- Task prompt
Reproduce the records below word for word, from their first line through the line that contains "653, 426, 669]".
================================
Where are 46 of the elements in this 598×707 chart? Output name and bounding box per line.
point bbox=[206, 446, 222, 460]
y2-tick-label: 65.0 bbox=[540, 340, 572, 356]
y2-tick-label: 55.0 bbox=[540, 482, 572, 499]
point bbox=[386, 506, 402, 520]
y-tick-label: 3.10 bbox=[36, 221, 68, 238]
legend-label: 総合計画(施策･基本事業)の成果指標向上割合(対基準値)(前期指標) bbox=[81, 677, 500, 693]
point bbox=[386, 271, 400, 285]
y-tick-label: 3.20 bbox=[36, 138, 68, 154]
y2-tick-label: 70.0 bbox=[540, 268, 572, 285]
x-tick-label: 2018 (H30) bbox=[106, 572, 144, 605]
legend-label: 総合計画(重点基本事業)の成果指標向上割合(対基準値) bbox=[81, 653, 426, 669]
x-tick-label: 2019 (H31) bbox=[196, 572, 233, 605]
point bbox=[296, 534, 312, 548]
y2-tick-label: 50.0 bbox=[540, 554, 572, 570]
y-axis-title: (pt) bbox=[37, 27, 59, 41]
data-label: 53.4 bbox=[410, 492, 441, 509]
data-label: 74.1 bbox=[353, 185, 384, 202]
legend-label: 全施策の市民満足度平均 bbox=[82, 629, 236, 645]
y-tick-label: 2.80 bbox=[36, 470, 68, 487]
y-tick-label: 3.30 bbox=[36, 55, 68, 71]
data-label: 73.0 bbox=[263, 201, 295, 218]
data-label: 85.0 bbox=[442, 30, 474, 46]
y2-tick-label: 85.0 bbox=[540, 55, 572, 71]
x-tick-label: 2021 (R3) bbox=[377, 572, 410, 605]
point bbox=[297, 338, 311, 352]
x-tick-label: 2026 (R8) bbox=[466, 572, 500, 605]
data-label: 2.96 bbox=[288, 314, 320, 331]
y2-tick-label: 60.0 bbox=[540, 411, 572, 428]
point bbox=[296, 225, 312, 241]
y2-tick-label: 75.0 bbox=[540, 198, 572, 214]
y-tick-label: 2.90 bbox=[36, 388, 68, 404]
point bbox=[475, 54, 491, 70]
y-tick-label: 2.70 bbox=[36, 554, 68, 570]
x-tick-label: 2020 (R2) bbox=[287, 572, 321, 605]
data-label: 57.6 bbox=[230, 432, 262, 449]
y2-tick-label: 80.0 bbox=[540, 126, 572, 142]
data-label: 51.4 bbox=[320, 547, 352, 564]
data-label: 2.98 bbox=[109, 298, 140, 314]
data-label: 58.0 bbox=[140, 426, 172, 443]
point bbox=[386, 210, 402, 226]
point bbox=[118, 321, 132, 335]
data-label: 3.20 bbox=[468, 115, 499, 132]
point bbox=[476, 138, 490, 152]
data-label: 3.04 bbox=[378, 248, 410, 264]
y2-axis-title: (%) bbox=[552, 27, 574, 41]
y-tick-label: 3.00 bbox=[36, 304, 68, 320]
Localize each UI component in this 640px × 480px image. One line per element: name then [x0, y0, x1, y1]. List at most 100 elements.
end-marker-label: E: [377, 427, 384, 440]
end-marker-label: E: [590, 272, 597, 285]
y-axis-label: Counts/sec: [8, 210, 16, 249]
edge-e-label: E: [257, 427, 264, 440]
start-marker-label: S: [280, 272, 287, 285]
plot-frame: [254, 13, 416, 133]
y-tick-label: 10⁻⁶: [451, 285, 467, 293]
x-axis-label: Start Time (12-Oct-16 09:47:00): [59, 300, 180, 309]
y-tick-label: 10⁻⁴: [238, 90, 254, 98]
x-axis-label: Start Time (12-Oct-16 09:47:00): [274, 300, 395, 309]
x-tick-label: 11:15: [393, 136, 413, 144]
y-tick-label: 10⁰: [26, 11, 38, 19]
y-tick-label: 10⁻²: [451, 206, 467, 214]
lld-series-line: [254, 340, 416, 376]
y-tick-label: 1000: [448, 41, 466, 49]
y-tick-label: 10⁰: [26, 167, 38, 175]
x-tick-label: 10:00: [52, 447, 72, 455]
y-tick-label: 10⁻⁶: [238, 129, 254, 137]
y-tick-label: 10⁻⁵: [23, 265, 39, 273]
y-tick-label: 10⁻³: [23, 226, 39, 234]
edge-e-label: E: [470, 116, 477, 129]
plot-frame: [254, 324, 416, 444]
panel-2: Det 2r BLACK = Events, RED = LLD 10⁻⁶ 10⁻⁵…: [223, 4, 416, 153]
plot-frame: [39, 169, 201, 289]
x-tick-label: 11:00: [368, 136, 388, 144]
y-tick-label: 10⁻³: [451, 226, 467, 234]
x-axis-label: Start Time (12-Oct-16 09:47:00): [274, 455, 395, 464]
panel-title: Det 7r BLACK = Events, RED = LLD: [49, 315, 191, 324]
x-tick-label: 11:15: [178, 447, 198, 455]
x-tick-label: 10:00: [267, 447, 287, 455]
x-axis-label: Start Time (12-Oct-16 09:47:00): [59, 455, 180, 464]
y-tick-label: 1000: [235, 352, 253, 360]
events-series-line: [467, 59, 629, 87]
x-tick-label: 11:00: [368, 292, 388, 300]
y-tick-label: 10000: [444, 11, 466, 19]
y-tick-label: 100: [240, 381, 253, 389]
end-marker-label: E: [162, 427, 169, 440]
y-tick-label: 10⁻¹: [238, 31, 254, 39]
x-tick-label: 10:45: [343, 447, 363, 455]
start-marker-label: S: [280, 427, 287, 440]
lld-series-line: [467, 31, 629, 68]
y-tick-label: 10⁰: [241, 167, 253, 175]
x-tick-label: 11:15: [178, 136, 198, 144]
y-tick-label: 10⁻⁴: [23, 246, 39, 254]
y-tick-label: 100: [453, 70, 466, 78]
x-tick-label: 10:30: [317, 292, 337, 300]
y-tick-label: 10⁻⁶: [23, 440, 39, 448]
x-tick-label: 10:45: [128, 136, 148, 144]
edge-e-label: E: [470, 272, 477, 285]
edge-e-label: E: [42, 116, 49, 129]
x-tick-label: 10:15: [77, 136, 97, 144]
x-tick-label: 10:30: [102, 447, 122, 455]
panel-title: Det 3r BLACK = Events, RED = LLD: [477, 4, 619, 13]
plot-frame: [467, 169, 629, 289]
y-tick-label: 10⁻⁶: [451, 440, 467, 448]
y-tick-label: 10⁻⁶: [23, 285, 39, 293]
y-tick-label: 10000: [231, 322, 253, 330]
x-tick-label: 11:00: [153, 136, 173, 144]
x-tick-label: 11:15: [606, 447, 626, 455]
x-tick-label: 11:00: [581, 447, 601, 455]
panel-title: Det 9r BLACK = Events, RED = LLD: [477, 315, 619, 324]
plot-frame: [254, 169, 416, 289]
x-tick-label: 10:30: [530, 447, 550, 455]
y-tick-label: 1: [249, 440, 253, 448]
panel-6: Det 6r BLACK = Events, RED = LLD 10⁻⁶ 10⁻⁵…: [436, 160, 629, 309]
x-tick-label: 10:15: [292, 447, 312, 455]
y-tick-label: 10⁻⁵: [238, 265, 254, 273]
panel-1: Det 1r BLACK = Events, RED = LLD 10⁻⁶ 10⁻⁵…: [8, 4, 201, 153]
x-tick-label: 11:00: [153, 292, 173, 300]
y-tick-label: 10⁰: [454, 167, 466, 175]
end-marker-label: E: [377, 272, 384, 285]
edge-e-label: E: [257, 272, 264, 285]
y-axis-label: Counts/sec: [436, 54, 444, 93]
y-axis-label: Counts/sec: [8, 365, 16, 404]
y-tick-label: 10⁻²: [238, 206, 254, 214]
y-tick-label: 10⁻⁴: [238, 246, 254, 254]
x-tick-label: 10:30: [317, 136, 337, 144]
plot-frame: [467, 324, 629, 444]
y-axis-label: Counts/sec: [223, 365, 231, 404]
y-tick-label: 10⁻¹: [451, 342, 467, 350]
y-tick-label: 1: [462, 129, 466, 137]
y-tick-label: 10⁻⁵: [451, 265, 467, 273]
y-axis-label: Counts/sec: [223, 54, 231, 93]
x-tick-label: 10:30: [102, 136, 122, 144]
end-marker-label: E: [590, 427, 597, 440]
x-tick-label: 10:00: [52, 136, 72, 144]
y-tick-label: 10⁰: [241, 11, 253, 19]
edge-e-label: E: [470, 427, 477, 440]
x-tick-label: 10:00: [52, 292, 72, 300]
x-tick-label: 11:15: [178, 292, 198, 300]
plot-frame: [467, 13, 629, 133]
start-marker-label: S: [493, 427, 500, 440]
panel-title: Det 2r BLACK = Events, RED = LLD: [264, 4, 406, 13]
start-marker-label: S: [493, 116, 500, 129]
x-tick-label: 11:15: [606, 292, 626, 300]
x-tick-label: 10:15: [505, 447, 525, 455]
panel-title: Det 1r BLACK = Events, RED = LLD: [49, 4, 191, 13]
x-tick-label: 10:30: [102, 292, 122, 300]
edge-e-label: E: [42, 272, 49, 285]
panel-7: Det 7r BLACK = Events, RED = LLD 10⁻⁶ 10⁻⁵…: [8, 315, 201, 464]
================================
- Final result
Where are 46 of the elements in this 598×707 chart? Output name and bounding box per line.
point bbox=[206, 446, 222, 460]
y2-tick-label: 65.0 bbox=[540, 340, 572, 356]
y2-tick-label: 55.0 bbox=[540, 482, 572, 499]
point bbox=[386, 506, 402, 520]
y-tick-label: 3.10 bbox=[36, 221, 68, 238]
legend-label: 総合計画(施策･基本事業)の成果指標向上割合(対基準値)(前期指標) bbox=[81, 677, 500, 693]
point bbox=[386, 271, 400, 285]
y-tick-label: 3.20 bbox=[36, 138, 68, 154]
y2-tick-label: 70.0 bbox=[540, 268, 572, 285]
x-tick-label: 2018 (H30) bbox=[106, 572, 144, 605]
legend-label: 総合計画(重点基本事業)の成果指標向上割合(対基準値) bbox=[81, 653, 426, 669]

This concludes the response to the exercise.